- Problem requirements: The entries below contain pictures. Retype everything except those pictures, exactly as given.

Some records:

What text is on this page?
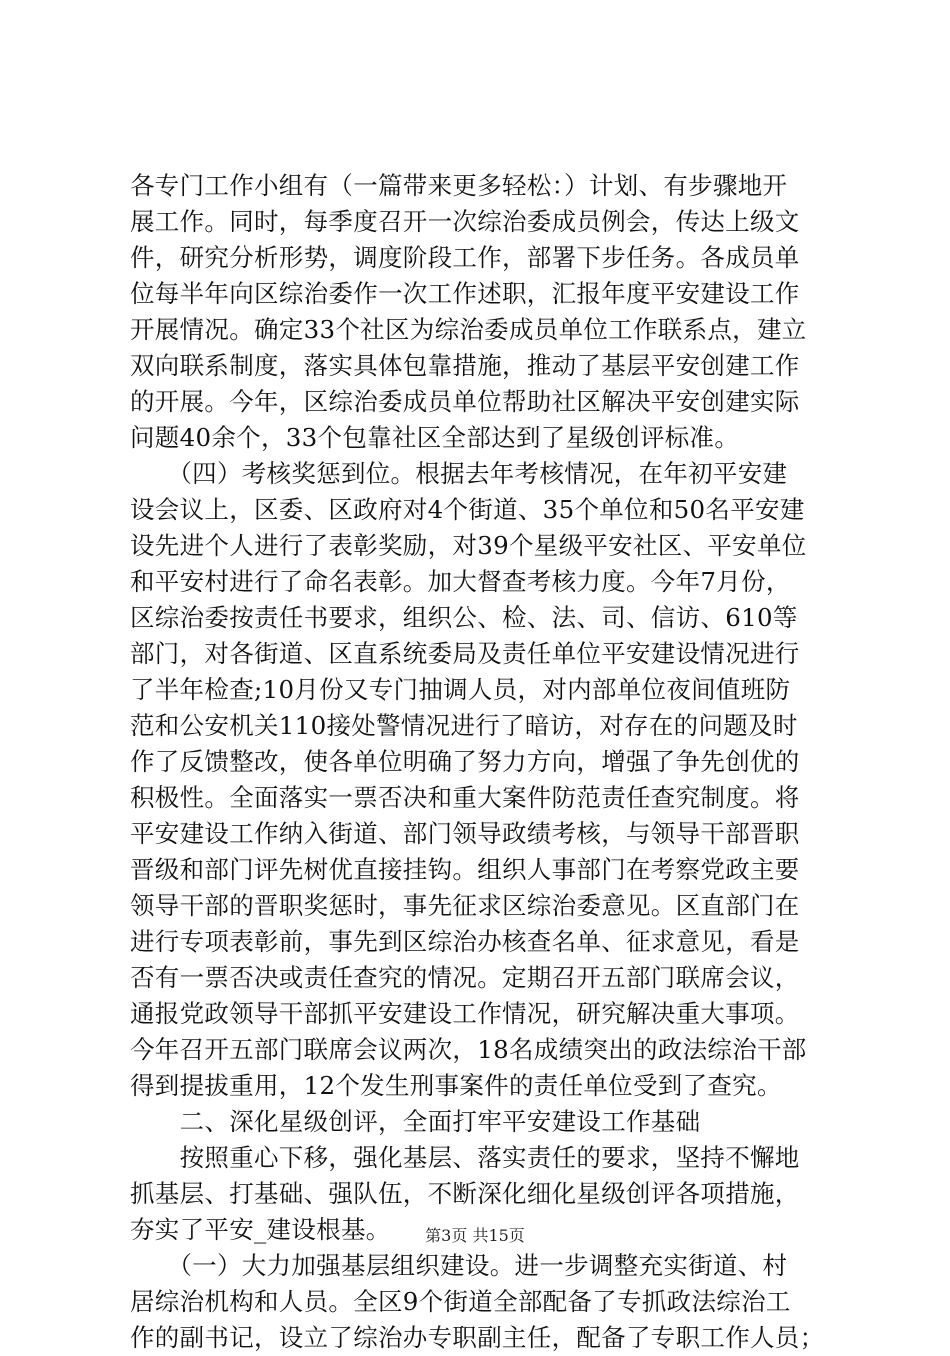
各专门工作小组有（一篇带来更多轻松：）计划、有步骤地开
展工作。同时，每季度召开一次综治委成员例会，传达上级文
件，研究分析形势，调度阶段工作，部署下步任务。各成员单
位每半年向区综治委作一次工作述职，汇报年度平安建设工作
开展情况。确定33个社区为综治委成员单位工作联系点，建立
双向联系制度，落实具体包靠措施，推动了基层平安创建工作
的开展。今年，区综治委成员单位帮助社区解决平安创建实际
问题40余个，33个包靠社区全部达到了星级创评标准。
　　（四）考核奖惩到位。根据去年考核情况，在年初平安建
设会议上，区委、区政府对4个街道、35个单位和50名平安建
设先进个人进行了表彰奖励，对39个星级平安社区、平安单位
和平安村进行了命名表彰。加大督查考核力度。今年7月份，
区综治委按责任书要求，组织公、检、法、司、信访、610等
部门，对各街道、区直系统委局及责任单位平安建设情况进行
了半年检查;10月份又专门抽调人员，对内部单位夜间值班防
范和公安机关110接处警情况进行了暗访，对存在的问题及时
作了反馈整改，使各单位明确了努力方向，增强了争先创优的
积极性。全面落实一票否决和重大案件防范责任查究制度。将
平安建设工作纳入街道、部门领导政绩考核，与领导干部晋职
晋级和部门评先树优直接挂钩。组织人事部门在考察党政主要
领导干部的晋职奖惩时，事先征求区综治委意见。区直部门在
进行专项表彰前，事先到区综治办核查名单、征求意见，看是
否有一票否决或责任查究的情况。定期召开五部门联席会议，
通报党政领导干部抓平安建设工作情况，研究解决重大事项。
今年召开五部门联席会议两次，18名成绩突出的政法综治干部
得到提拔重用，12个发生刑事案件的责任单位受到了查究。
　　二、深化星级创评，全面打牢平安建设工作基础
　　按照重心下移，强化基层、落实责任的要求，坚持不懈地
抓基层、打基础、强队伍，不断深化细化星级创评各项措施，
夯实了平安_建设根基。
　　（一）大力加强基层组织建设。进一步调整充实街道、村
居综治机构和人员。全区9个街道全部配备了专抓政法综治工
作的副书记，设立了综治办专职副主任，配备了专职工作人员；
第3页 共15页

- Exercise output:
What text is on this page?
各专门工作小组有（一篇带来更多轻松：）计划、有步骤地开
展工作。同时，每季度召开一次综治委成员例会，传达上级文
件，研究分析形势，调度阶段工作，部署下步任务。各成员单
位每半年向区综治委作一次工作述职，汇报年度平安建设工作
开展情况。确定33个社区为综治委成员单位工作联系点，建立
双向联系制度，落实具体包靠措施，推动了基层平安创建工作
的开展。今年，区综治委成员单位帮助社区解决平安创建实际
问题40余个，33个包靠社区全部达到了星级创评标准。
　　（四）考核奖惩到位。根据去年考核情况，在年初平安建
设会议上，区委、区政府对4个街道、35个单位和50名平安建
设先进个人进行了表彰奖励，对39个星级平安社区、平安单位
和平安村进行了命名表彰。加大督查考核力度。今年7月份，
区综治委按责任书要求，组织公、检、法、司、信访、610等
部门，对各街道、区直系统委局及责任单位平安建设情况进行
了半年检查;10月份又专门抽调人员，对内部单位夜间值班防
范和公安机关110接处警情况进行了暗访，对存在的问题及时
作了反馈整改，使各单位明确了努力方向，增强了争先创优的
积极性。全面落实一票否决和重大案件防范责任查究制度。将
平安建设工作纳入街道、部门领导政绩考核，与领导干部晋职
晋级和部门评先树优直接挂钩。组织人事部门在考察党政主要
领导干部的晋职奖惩时，事先征求区综治委意见。区直部门在
进行专项表彰前，事先到区综治办核查名单、征求意见，看是
否有一票否决或责任查究的情况。定期召开五部门联席会议，
通报党政领导干部抓平安建设工作情况，研究解决重大事项。
今年召开五部门联席会议两次，18名成绩突出的政法综治干部
得到提拔重用，12个发生刑事案件的责任单位受到了查究。
　　二、深化星级创评，全面打牢平安建设工作基础
　　按照重心下移，强化基层、落实责任的要求，坚持不懈地
抓基层、打基础、强队伍，不断深化细化星级创评各项措施，
夯实了平安_建设根基。
　　（一）大力加强基层组织建设。进一步调整充实街道、村
居综治机构和人员。全区9个街道全部配备了专抓政法综治工
作的副书记，设立了综治办专职副主任，配备了专职工作人员；
第3页 共15页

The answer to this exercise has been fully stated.